Task statement -
Pull every line with the word "daej" out of the entries below.

------ Exercise material ------

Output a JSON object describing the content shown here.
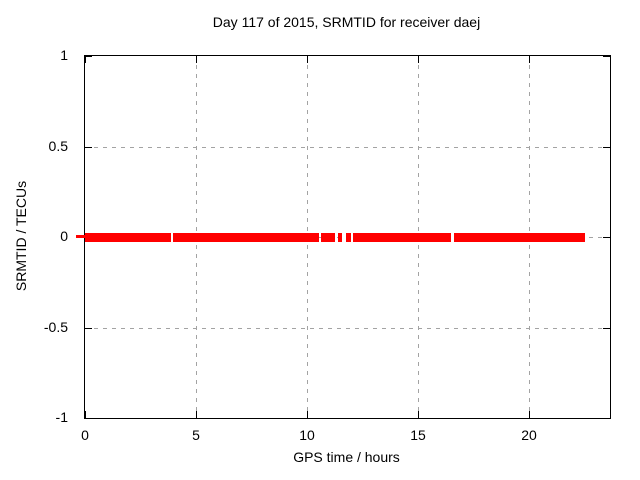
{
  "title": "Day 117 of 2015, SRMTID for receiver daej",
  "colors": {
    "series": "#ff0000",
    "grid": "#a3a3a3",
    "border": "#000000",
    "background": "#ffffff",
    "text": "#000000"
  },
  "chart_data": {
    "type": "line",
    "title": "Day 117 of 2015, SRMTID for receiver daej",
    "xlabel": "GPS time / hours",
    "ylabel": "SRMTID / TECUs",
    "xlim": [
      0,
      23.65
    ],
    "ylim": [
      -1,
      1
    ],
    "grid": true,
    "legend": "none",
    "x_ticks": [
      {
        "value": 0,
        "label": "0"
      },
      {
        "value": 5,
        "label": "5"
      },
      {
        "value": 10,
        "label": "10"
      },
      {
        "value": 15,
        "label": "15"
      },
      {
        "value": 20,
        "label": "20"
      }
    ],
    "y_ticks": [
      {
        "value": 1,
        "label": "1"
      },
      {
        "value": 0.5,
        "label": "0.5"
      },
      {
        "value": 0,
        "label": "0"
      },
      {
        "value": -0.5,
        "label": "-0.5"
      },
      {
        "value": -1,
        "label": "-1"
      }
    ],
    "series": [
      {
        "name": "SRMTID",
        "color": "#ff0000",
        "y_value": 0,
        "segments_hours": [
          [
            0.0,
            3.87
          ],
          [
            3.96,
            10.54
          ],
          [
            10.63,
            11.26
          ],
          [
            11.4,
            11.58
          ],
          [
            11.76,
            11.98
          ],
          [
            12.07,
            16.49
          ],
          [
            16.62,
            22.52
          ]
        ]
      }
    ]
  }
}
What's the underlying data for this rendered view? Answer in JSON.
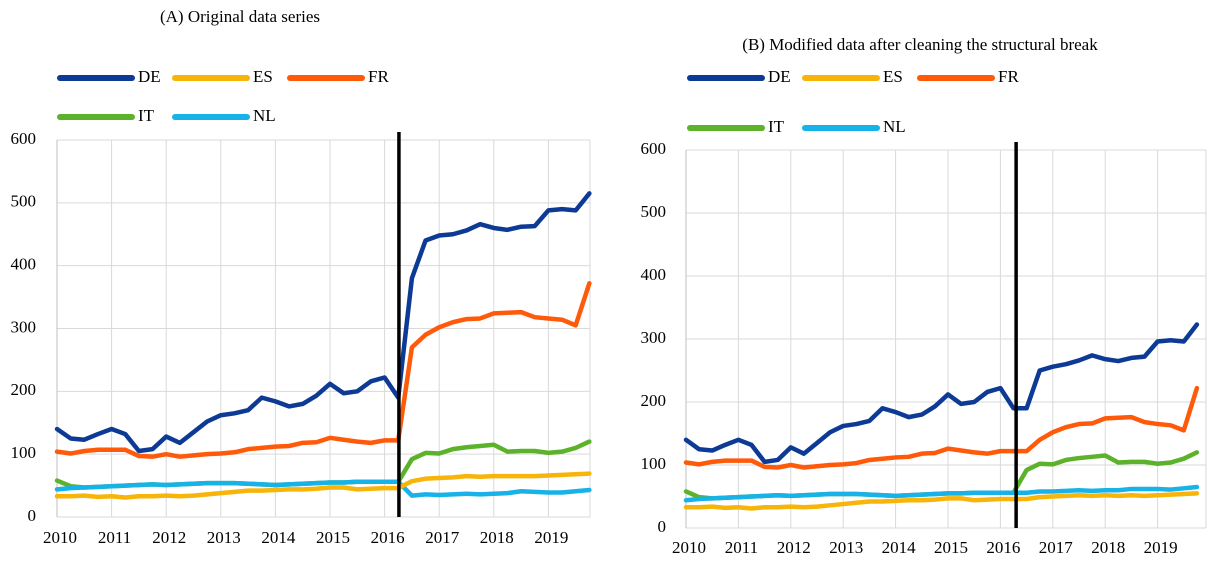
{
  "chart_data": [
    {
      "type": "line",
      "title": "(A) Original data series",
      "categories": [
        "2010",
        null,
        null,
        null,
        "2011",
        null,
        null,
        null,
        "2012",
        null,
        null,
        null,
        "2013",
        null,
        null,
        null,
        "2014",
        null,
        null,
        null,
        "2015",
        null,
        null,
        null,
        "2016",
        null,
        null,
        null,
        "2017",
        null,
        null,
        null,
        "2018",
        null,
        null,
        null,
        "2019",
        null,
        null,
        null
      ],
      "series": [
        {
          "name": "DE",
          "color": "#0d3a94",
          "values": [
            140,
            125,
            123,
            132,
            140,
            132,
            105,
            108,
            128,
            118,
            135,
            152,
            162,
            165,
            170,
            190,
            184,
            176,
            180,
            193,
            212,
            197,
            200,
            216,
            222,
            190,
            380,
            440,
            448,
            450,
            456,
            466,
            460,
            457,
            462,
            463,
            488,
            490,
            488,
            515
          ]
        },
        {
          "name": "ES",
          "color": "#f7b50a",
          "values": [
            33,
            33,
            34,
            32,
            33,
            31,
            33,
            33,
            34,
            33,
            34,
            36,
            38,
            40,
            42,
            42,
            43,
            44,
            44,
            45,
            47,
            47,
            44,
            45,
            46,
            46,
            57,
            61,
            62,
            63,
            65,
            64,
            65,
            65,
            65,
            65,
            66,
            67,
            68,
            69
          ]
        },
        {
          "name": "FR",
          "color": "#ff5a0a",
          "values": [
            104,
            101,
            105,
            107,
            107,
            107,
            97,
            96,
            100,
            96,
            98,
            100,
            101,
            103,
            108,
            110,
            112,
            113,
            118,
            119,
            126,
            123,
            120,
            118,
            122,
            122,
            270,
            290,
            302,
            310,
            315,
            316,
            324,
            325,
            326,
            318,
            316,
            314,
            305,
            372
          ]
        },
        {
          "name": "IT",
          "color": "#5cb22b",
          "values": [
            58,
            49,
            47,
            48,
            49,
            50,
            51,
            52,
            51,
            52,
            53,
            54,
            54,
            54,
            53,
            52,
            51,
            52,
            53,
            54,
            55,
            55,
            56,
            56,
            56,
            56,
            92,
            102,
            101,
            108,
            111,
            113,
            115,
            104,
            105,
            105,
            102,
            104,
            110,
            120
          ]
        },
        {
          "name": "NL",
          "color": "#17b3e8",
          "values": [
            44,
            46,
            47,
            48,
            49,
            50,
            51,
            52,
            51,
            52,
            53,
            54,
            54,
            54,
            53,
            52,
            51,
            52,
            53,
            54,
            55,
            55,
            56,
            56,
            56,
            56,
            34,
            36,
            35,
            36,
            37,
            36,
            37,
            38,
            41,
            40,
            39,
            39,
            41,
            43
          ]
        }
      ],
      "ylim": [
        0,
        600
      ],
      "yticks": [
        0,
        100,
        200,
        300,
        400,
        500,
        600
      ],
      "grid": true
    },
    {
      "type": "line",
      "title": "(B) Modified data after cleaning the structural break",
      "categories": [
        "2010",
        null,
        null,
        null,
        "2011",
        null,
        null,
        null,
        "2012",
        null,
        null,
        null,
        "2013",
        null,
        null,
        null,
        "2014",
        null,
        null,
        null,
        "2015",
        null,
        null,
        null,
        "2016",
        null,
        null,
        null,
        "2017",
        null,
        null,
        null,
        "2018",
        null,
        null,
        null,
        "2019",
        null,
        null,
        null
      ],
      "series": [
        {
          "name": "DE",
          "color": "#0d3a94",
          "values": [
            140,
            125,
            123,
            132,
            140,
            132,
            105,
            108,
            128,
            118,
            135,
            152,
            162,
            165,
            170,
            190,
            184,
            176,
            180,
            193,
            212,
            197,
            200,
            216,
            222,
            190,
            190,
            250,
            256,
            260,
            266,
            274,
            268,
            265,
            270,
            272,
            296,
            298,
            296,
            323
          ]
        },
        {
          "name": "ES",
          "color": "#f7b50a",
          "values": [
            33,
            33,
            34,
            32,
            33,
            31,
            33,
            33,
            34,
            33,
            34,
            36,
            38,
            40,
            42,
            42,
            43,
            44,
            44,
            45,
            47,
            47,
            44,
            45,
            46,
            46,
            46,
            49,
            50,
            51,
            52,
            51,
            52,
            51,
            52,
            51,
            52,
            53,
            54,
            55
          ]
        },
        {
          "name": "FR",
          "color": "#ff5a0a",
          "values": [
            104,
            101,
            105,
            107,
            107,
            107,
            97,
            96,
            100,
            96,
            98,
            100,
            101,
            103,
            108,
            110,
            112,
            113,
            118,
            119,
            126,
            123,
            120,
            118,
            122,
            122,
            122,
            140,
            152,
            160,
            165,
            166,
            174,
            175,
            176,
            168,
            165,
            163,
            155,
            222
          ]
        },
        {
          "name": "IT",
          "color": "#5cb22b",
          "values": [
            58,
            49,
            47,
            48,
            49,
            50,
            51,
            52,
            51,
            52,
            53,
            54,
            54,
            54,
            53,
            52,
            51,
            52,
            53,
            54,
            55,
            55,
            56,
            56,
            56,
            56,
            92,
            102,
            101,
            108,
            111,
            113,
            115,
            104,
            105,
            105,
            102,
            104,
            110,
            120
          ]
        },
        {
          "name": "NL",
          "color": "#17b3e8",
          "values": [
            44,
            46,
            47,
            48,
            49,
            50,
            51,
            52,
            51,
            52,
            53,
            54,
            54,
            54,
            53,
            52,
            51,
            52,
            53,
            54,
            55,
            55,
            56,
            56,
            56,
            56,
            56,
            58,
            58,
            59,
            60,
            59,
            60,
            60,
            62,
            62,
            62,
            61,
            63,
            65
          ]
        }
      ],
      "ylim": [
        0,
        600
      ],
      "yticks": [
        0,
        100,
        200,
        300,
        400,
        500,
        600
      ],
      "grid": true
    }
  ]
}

------

Task answer -
  "title": "Day 117 of 2015, SRMTID for receiver daej",
    "title": "Day 117 of 2015, SRMTID for receiver daej",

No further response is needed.